Copy each line exactly. Drop every picture.

begin Provided material

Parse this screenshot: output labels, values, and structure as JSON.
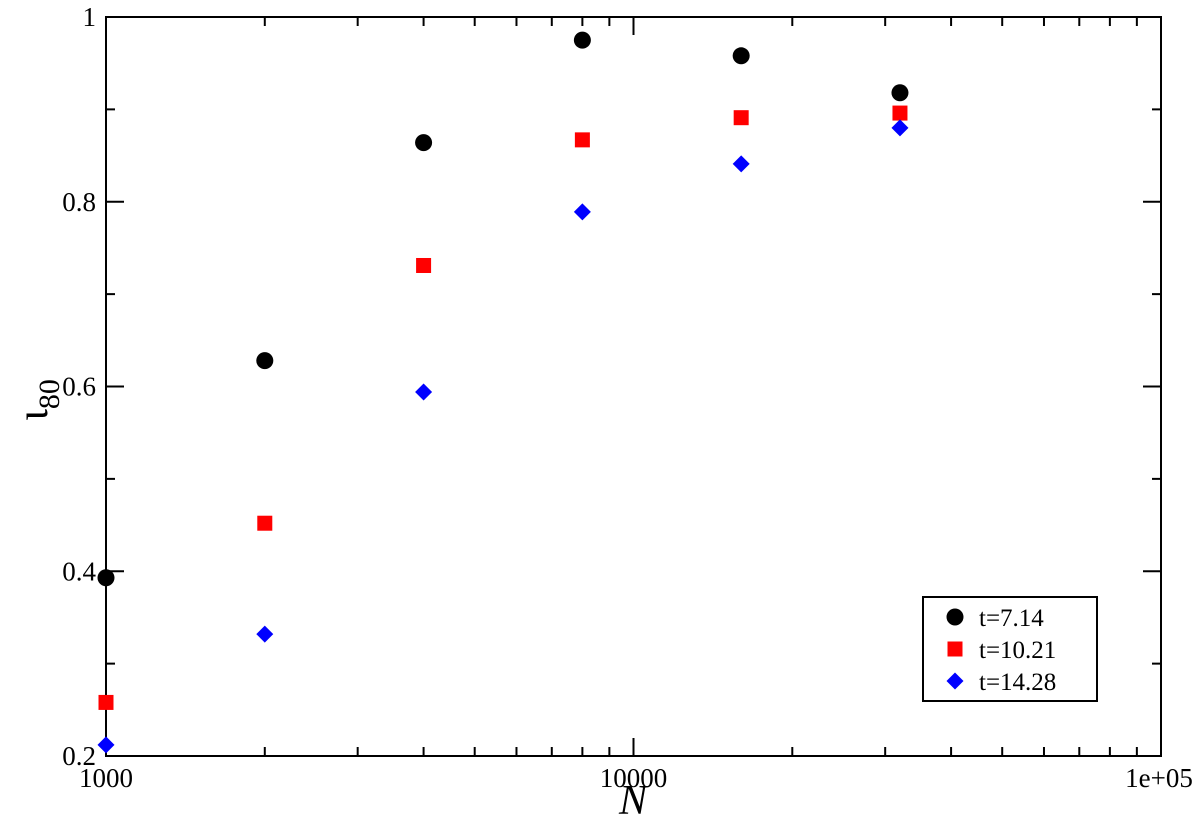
{
  "chart_data": {
    "type": "scatter",
    "title": "",
    "xlabel": "N",
    "ylabel_main": "ι",
    "ylabel_sub": "80",
    "xscale": "log",
    "xlim": [
      1000,
      100000
    ],
    "ylim": [
      0.2,
      1.0
    ],
    "x_tick_labels": [
      {
        "value": 1000,
        "label": "1000"
      },
      {
        "value": 10000,
        "label": "10000"
      },
      {
        "value": 100000,
        "label": "1e+05"
      }
    ],
    "y_tick_labels": [
      {
        "value": 0.2,
        "label": "0.2"
      },
      {
        "value": 0.4,
        "label": "0.4"
      },
      {
        "value": 0.6,
        "label": "0.6"
      },
      {
        "value": 0.8,
        "label": "0.8"
      },
      {
        "value": 1.0,
        "label": "1"
      }
    ],
    "legend_position": "bottom-right",
    "grid": false,
    "series": [
      {
        "name": "t=7.14",
        "marker": "circle",
        "color": "#000000",
        "x": [
          1000,
          2000,
          4000,
          8000,
          16000,
          32000
        ],
        "y": [
          0.393,
          0.628,
          0.864,
          0.975,
          0.958,
          0.918
        ]
      },
      {
        "name": "t=10.21",
        "marker": "square",
        "color": "#ff0000",
        "x": [
          1000,
          2000,
          4000,
          8000,
          16000,
          32000
        ],
        "y": [
          0.258,
          0.452,
          0.731,
          0.867,
          0.891,
          0.896
        ]
      },
      {
        "name": "t=14.28",
        "marker": "diamond",
        "color": "#0000ff",
        "x": [
          1000,
          2000,
          4000,
          8000,
          16000,
          32000
        ],
        "y": [
          0.212,
          0.332,
          0.594,
          0.789,
          0.841,
          0.88
        ]
      }
    ]
  }
}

end Provided material

__Solution below__:
Parse this screenshot: output labels, values, and structure as JSON.
{
  "chart_data": {
    "type": "scatter",
    "title": "",
    "xlabel": "N",
    "ylabel_main": "ι",
    "ylabel_sub": "80",
    "xscale": "log",
    "xlim": [
      1000,
      100000
    ],
    "ylim": [
      0.2,
      1.0
    ],
    "x_tick_labels": [
      {
        "value": 1000,
        "label": "1000"
      },
      {
        "value": 10000,
        "label": "10000"
      },
      {
        "value": 100000,
        "label": "1e+05"
      }
    ],
    "y_tick_labels": [
      {
        "value": 0.2,
        "label": "0.2"
      },
      {
        "value": 0.4,
        "label": "0.4"
      },
      {
        "value": 0.6,
        "label": "0.6"
      },
      {
        "value": 0.8,
        "label": "0.8"
      },
      {
        "value": 1.0,
        "label": "1"
      }
    ],
    "legend_position": "bottom-right",
    "grid": false,
    "series": [
      {
        "name": "t=7.14",
        "marker": "circle",
        "color": "#000000",
        "x": [
          1000,
          2000,
          4000,
          8000,
          16000,
          32000
        ],
        "y": [
          0.393,
          0.628,
          0.864,
          0.975,
          0.958,
          0.918
        ]
      },
      {
        "name": "t=10.21",
        "marker": "square",
        "color": "#ff0000",
        "x": [
          1000,
          2000,
          4000,
          8000,
          16000,
          32000
        ],
        "y": [
          0.258,
          0.452,
          0.731,
          0.867,
          0.891,
          0.896
        ]
      },
      {
        "name": "t=14.28",
        "marker": "diamond",
        "color": "#0000ff",
        "x": [
          1000,
          2000,
          4000,
          8000,
          16000,
          32000
        ],
        "y": [
          0.212,
          0.332,
          0.594,
          0.789,
          0.841,
          0.88
        ]
      }
    ]
  }
}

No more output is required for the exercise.